EXERCISE PROMPT:
Repeat the material exactly as it appears.

### MATERIAL TO PROCESS ###

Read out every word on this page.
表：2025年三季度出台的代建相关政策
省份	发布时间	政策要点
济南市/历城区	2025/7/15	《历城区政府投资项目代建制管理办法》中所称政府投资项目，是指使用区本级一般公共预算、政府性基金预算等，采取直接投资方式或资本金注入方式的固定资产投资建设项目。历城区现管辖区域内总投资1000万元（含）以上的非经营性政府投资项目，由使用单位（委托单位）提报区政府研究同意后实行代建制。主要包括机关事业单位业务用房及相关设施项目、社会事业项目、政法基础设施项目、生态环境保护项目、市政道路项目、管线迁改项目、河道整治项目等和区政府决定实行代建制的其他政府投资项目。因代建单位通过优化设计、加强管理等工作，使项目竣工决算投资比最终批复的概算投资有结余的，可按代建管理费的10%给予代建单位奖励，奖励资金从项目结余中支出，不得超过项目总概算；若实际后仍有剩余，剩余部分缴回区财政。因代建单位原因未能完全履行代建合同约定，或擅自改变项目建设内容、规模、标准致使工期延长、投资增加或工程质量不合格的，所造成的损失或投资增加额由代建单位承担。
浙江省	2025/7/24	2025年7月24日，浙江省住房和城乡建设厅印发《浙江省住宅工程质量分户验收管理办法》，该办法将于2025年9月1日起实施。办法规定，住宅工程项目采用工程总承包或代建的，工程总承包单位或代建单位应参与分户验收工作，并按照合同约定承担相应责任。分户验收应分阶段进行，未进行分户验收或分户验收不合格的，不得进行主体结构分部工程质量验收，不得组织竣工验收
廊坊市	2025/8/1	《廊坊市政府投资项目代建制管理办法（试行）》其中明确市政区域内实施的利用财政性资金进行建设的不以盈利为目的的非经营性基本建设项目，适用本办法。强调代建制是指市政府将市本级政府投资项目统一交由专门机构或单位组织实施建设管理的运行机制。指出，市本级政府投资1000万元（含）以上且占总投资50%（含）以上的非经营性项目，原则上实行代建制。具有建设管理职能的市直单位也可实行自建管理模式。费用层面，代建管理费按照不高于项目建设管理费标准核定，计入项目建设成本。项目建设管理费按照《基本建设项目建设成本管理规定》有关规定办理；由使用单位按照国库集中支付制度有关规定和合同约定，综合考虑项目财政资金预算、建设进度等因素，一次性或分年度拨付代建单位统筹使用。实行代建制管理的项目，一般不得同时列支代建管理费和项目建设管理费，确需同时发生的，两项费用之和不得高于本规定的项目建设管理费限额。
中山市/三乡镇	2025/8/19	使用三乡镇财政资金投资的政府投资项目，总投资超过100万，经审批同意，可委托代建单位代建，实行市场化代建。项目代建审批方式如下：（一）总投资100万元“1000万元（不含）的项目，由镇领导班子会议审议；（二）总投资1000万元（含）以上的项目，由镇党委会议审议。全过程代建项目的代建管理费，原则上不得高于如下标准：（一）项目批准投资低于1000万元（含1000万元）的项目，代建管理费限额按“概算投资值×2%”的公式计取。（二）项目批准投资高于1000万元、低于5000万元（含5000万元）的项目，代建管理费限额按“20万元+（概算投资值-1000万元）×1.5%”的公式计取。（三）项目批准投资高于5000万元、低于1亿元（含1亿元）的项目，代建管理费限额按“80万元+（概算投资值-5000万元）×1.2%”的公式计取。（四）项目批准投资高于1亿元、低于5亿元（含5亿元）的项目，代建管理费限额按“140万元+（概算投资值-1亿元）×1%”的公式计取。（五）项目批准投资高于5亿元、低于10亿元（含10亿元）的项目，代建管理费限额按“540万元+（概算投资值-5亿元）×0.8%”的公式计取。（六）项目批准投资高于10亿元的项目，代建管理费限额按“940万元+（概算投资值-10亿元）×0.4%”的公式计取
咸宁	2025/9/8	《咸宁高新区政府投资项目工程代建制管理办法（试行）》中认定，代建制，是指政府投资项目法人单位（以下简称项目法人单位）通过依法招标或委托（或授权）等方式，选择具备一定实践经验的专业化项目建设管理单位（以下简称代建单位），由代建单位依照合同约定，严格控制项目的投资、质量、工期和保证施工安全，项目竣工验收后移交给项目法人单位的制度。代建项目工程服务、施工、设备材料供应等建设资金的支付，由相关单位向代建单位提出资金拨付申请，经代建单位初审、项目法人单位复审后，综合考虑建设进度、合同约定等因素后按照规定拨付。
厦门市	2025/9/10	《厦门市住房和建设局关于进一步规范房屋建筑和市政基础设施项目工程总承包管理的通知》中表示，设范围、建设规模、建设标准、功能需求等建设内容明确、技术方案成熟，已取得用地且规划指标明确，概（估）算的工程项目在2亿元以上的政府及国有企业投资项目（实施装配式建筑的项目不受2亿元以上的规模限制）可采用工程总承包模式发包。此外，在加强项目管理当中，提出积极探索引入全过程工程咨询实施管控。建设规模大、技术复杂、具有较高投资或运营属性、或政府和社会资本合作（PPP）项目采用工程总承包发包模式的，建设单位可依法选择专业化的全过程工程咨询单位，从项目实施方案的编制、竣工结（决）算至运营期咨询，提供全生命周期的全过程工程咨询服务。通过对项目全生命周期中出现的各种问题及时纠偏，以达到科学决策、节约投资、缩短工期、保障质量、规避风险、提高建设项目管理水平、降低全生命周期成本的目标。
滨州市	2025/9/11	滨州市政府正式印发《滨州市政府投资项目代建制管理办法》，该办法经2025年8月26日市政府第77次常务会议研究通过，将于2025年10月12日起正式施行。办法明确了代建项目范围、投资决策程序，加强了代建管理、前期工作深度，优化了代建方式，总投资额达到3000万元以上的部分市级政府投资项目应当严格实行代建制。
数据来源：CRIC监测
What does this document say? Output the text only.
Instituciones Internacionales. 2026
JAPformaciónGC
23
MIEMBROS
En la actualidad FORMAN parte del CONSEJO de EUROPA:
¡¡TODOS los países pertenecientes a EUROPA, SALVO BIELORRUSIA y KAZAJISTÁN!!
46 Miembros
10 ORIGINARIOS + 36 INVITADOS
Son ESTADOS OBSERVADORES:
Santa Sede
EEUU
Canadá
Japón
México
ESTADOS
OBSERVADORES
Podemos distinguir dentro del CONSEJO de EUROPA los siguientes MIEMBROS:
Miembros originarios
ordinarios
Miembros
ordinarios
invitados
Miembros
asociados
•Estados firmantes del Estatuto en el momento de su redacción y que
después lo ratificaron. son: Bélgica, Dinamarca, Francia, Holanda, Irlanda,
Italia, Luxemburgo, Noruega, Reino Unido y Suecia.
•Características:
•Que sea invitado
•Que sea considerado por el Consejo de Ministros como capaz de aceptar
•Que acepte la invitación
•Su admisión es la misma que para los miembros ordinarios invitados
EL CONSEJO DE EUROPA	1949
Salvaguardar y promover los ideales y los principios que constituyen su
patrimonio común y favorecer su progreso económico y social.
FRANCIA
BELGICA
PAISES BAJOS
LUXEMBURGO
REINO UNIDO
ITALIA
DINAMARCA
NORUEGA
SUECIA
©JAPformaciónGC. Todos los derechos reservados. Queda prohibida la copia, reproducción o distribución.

###

RESULT:
Read out every word on this page.
表：2025年三季度出台的代建相关政策
省份	发布时间	政策要点
济南市/历城区	2025/7/15	《历城区政府投资项目代建制管理办法》中所称政府投资项目，是指使用区本级一般公共预算、政府性基金预算等，采取直接投资方式或资本金注入方式的固定资产投资建设项目。历城区现管辖区域内总投资1000万元（含）以上的非经营性政府投资项目，由使用单位（委托单位）提报区政府研究同意后实行代建制。主要包括机关事业单位业务用房及相关设施项目、社会事业项目、政法基础设施项目、生态环境保护项目、市政道路项目、管线迁改项目、河道整治项目等和区政府决定实行代建制的其他政府投资项目。因代建单位通过优化设计、加强管理等工作，使项目竣工决算投资比最终批复的概算投资有结余的，可按代建管理费的10%给予代建单位奖励，奖励资金从项目结余中支出，不得超过项目总概算；若实际后仍有剩余，剩余部分缴回区财政。因代建单位原因未能完全履行代建合同约定，或擅自改变项目建设内容、规模、标准致使工期延长、投资增加或工程质量不合格的，所造成的损失或投资增加额由代建单位承担。
浙江省	2025/7/24	2025年7月24日，浙江省住房和城乡建设厅印发《浙江省住宅工程质量分户验收管理办法》，该办法将于2025年9月1日起实施。办法规定，住宅工程项目采用工程总承包或代建的，工程总承包单位或代建单位应参与分户验收工作，并按照合同约定承担相应责任。分户验收应分阶段进行，未进行分户验收或分户验收不合格的，不得进行主体结构分部工程质量验收，不得组织竣工验收
廊坊市	2025/8/1	《廊坊市政府投资项目代建制管理办法（试行）》其中明确市政区域内实施的利用财政性资金进行建设的不以盈利为目的的非经营性基本建设项目，适用本办法。强调代建制是指市政府将市本级政府投资项目统一交由专门机构或单位组织实施建设管理的运行机制。指出，市本级政府投资1000万元（含）以上且占总投资50%（含）以上的非经营性项目，原则上实行代建制。具有建设管理职能的市直单位也可实行自建管理模式。费用层面，代建管理费按照不高于项目建设管理费标准核定，计入项目建设成本。项目建设管理费按照《基本建设项目建设成本管理规定》有关规定办理；由使用单位按照国库集中支付制度有关规定和合同约定，综合考虑项目财政资金预算、建设进度等因素，一次性或分年度拨付代建单位统筹使用。实行代建制管理的项目，一般不得同时列支代建管理费和项目建设管理费，确需同时发生的，两项费用之和不得高于本规定的项目建设管理费限额。
中山市/三乡镇	2025/8/19	使用三乡镇财政资金投资的政府投资项目，总投资超过100万，经审批同意，可委托代建单位代建，实行市场化代建。项目代建审批方式如下：（一）总投资100万元“1000万元（不含）的项目，由镇领导班子会议审议；（二）总投资1000万元（含）以上的项目，由镇党委会议审议。全过程代建项目的代建管理费，原则上不得高于如下标准：（一）项目批准投资低于1000万元（含1000万元）的项目，代建管理费限额按“概算投资值×2%”的公式计取。（二）项目批准投资高于1000万元、低于5000万元（含5000万元）的项目，代建管理费限额按“20万元+（概算投资值-1000万元）×1.5%”的公式计取。（三）项目批准投资高于5000万元、低于1亿元（含1亿元）的项目，代建管理费限额按“80万元+（概算投资值-5000万元）×1.2%”的公式计取。（四）项目批准投资高于1亿元、低于5亿元（含5亿元）的项目，代建管理费限额按“140万元+（概算投资值-1亿元）×1%”的公式计取。（五）项目批准投资高于5亿元、低于10亿元（含10亿元）的项目，代建管理费限额按“540万元+（概算投资值-5亿元）×0.8%”的公式计取。（六）项目批准投资高于10亿元的项目，代建管理费限额按“940万元+（概算投资值-10亿元）×0.4%”的公式计取
咸宁	2025/9/8	《咸宁高新区政府投资项目工程代建制管理办法（试行）》中认定，代建制，是指政府投资项目法人单位（以下简称项目法人单位）通过依法招标或委托（或授权）等方式，选择具备一定实践经验的专业化项目建设管理单位（以下简称代建单位），由代建单位依照合同约定，严格控制项目的投资、质量、工期和保证施工安全，项目竣工验收后移交给项目法人单位的制度。代建项目工程服务、施工、设备材料供应等建设资金的支付，由相关单位向代建单位提出资金拨付申请，经代建单位初审、项目法人单位复审后，综合考虑建设进度、合同约定等因素后按照规定拨付。
厦门市	2025/9/10	《厦门市住房和建设局关于进一步规范房屋建筑和市政基础设施项目工程总承包管理的通知》中表示，设范围、建设规模、建设标准、功能需求等建设内容明确、技术方案成熟，已取得用地且规划指标明确，概（估）算的工程项目在2亿元以上的政府及国有企业投资项目（实施装配式建筑的项目不受2亿元以上的规模限制）可采用工程总承包模式发包。此外，在加强项目管理当中，提出积极探索引入全过程工程咨询实施管控。建设规模大、技术复杂、具有较高投资或运营属性、或政府和社会资本合作（PPP）项目采用工程总承包发包模式的，建设单位可依法选择专业化的全过程工程咨询单位，从项目实施方案的编制、竣工结（决）算至运营期咨询，提供全生命周期的全过程工程咨询服务。通过对项目全生命周期中出现的各种问题及时纠偏，以达到科学决策、节约投资、缩短工期、保障质量、规避风险、提高建设项目管理水平、降低全生命周期成本的目标。
滨州市	2025/9/11	滨州市政府正式印发《滨州市政府投资项目代建制管理办法》，该办法经2025年8月26日市政府第77次常务会议研究通过，将于2025年10月12日起正式施行。办法明确了代建项目范围、投资决策程序，加强了代建管理、前期工作深度，优化了代建方式，总投资额达到3000万元以上的部分市级政府投资项目应当严格实行代建制。
数据来源：CRIC监测
What does this document say? Output the text only.
Instituciones Internacionales. 2026
JAPformaciónGC
23
MIEMBROS
En la actualidad FORMAN parte del CONSEJO de EUROPA:
¡¡TODOS los países pertenecientes a EUROPA, SALVO BIELORRUSIA y KAZAJISTÁN!!
46 Miembros
10 ORIGINARIOS + 36 INVITADOS
Son ESTADOS OBSERVADORES:
Santa Sede
EEUU
Canadá
Japón
México
ESTADOS
OBSERVADORES
Podemos distinguir dentro del CONSEJO de EUROPA los siguientes MIEMBROS:
Miembros originarios
ordinarios
Miembros
ordinarios
invitados
Miembros
asociados
•Estados firmantes del Estatuto en el momento de su redacción y que
después lo ratificaron. son: Bélgica, Dinamarca, Francia, Holanda, Irlanda,
Italia, Luxemburgo, Noruega, Reino Unido y Suecia.
•Características:
•Que sea invitado
•Que sea considerado por el Consejo de Ministros como capaz de aceptar
•Que acepte la invitación
•Su admisión es la misma que para los miembros ordinarios invitados
EL CONSEJO DE EUROPA	1949
Salvaguardar y promover los ideales y los principios que constituyen su
patrimonio común y favorecer su progreso económico y social.
FRANCIA
BELGICA
PAISES BAJOS
LUXEMBURGO
REINO UNIDO
ITALIA
DINAMARCA
NORUEGA
SUECIA
©JAPformaciónGC. Todos los derechos reservados. Queda prohibida la copia, reproducción o distribución.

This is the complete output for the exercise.